[A run of records]
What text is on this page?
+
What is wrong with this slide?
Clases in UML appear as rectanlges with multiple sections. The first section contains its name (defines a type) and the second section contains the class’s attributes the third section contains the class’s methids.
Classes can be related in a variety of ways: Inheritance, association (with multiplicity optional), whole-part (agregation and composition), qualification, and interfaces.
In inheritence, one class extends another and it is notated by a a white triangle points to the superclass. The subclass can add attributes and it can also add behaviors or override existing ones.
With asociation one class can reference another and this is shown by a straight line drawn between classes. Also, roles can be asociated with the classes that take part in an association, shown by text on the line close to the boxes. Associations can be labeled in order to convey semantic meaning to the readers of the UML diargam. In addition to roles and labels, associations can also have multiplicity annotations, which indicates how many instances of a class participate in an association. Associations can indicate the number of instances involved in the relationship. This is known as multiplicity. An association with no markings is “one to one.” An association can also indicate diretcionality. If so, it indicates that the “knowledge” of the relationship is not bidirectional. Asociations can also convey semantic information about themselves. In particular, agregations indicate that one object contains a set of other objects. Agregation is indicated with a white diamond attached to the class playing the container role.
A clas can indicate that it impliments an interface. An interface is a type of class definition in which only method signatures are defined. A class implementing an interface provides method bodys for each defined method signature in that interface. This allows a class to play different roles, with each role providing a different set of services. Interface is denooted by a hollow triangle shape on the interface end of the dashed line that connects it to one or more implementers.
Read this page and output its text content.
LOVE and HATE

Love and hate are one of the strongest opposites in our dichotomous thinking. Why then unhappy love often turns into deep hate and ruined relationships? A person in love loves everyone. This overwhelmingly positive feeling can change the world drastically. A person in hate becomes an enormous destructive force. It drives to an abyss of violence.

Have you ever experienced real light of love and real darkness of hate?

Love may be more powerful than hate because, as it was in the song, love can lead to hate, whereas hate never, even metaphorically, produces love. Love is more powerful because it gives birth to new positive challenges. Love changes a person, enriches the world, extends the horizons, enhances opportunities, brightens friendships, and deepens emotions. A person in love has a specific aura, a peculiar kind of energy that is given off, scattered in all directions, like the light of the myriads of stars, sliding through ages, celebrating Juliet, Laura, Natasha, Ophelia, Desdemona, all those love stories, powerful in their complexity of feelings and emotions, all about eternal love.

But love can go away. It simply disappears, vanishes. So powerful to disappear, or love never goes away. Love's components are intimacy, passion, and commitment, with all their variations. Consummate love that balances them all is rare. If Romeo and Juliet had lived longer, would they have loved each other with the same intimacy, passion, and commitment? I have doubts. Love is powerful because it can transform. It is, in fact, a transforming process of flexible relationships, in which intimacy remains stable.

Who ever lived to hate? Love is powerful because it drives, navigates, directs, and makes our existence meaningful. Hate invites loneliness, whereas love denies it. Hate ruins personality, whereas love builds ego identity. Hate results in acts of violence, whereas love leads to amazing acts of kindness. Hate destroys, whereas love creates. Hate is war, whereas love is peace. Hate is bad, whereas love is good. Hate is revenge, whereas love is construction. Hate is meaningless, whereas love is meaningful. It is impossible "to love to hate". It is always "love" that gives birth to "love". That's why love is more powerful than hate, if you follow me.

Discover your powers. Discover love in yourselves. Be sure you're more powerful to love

» **WHAT YOU SHOULD DO**:
Where a line above contains the string "whereas", copy that line.

» **FINISHED EXERCISE**:
Love may be more powerful than hate because, as it was in the song, love can lead to hate, whereas hate never, even metaphorically, produces love. Love is more powerful because it gives birth to new positive challenges. Love changes a person, enriches the world, extends the horizons, enhances opportunities, brightens friendships, and deepens emotions. A person in love has a specific aura, a peculiar kind of energy that is given off, scattered in all directions, like the light of the myriads of stars, sliding through ages, celebrating Juliet, Laura, Natasha, Ophelia, Desdemona, all those love stories, powerful in their complexity of feelings and emotions, all about eternal love.
Who ever lived to hate? Love is powerful because it drives, navigates, directs, and makes our existence meaningful. Hate invites loneliness, whereas love denies it. Hate ruins personality, whereas love builds ego identity. Hate results in acts of violence, whereas love leads to amazing acts of kindness. Hate destroys, whereas love creates. Hate is war, whereas love is peace. Hate is bad, whereas love is good. Hate is revenge, whereas love is construction. Hate is meaningless, whereas love is meaningful. It is impossible "to love to hate". It is always "love" that gives birth to "love". That's why love is more powerful than hate, if you follow me.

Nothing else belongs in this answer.